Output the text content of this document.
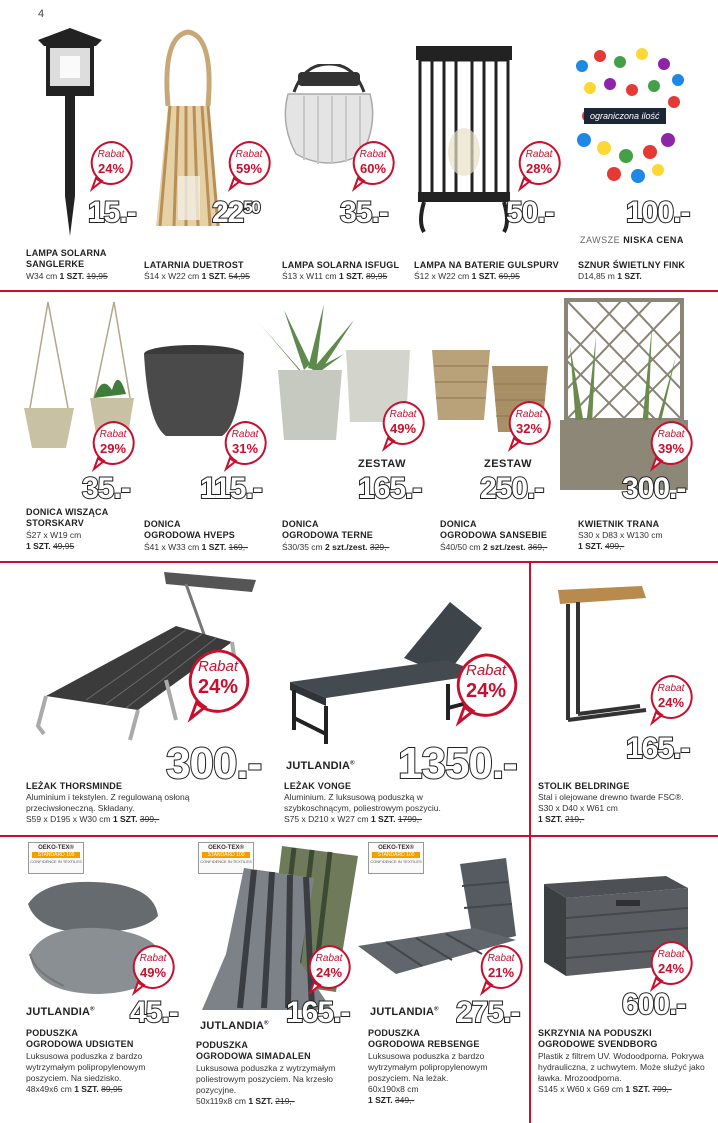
4
Rabat
24%
15.-
LAMPA SOLARNA
SANGLERKE
W34 cm 1 SZT. 19,95
Rabat
59%
$22^{50}$
LATARNIA DUETROST
Ś14 x W22 cm 1 SZT. 54,95
Rabat
60%
35.-
LAMPA SOLARNA ISFUGL
Ś13 x W11 cm 1 SZT. 89,95
Rabat
28%
50.-
LAMPA NA BATERIE GULSPURV
Ś12 x W22 cm 1 SZT. 69,95
ograniczona ilość
100.-
ZAWSZE NISKA CENA
SZNUR ŚWIETLNY FINK
D14,85 m 1 SZT.
Rabat
29%
35.-
DONICA WISZĄCA
STORSKARV
Ś27 x W19 cm
1 SZT. 49,95
Rabat
31%
115.-
DONICA
OGRODOWA HVEPS
Ś41 x W33 cm 1 SZT. 169,-
Rabat
49%
ZESTAW
165.-
DONICA
OGRODOWA TERNE
Ś30/35 cm 2 szt./zest. 329,-
Rabat
32%
ZESTAW
250.-
DONICA
OGRODOWA SANSEBIE
Ś40/50 cm 2 szt./zest. 369,-
Rabat
39%
300.-
KWIETNIK TRANA
S30 x D83 x W130 cm
1 SZT. 499,-
Rabat
24%
300.-
LEŻAK THORSMINDE
Aluminium i tekstylen. Z regulowaną osłoną przeciwsłoneczną. Składany.
S59 x D195 x W30 cm 1 SZT. 399,-
Rabat
24%
JUTLANDIA® 1350.-
LEŻAK VONGE
Aluminium. Z luksusową poduszką w szybkoschnącym, poliestrowym poszyciu.
S75 x D210 x W27 cm 1 SZT. 1799,-
Rabat
24%
165.-
STOLIK BELDRINGE
Stal i olejowane drewno twarde FSC®. S30 x D40 x W61 cm
1 SZT. 219,-
OEKO-TEX®
STANDARD 100
CONFIDENCE IN TEXTILES
Rabat
49%
JUTLANDIA® 45.-
PODUSZKA
OGRODOWA UDSIGTEN
Luksusowa poduszka z bardzo wytrzymałym polipropylenowym poszyciem. Na siedzisko.
48x49x6 cm 1 SZT. 89,95
OEKO-TEX®
STANDARD 100
CONFIDENCE IN TEXTILES
Rabat
24%
JUTLANDIA® 165.-
PODUSZKA
OGRODOWA SIMADALEN
Luksusowa poduszka z wytrzymałym poliestrowym poszyciem. Na krzesło pozycyjne.
50x119x8 cm 1 SZT. 219,-
OEKO-TEX®
STANDARD 100
CONFIDENCE IN TEXTILES
Rabat
21%
JUTLANDIA® 275.-
PODUSZKA
OGRODOWA REBSENGE
Luksusowa poduszka z bardzo wytrzymałym polipropylenowym poszyciem. Na leżak.
60x190x8 cm
1 SZT. 349,-
Rabat
24%
600.-
SKRZYNIA NA PODUSZKI
OGRODOWE SVENDBORG
Plastik z filtrem UV. Wodoodporna. Pokrywa hydrauliczna, z uchwytem. Może służyć jako ławka. Mrozoodporna.
S145 x W60 x G69 cm 1 SZT. 799,-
===============
Task instructions: Show all lines from the data above in which the word "LAMPA" appears.

Result of this exercise:
LAMPA SOLARNA
LAMPA SOLARNA ISFUGL
LAMPA NA BATERIE GULSPURV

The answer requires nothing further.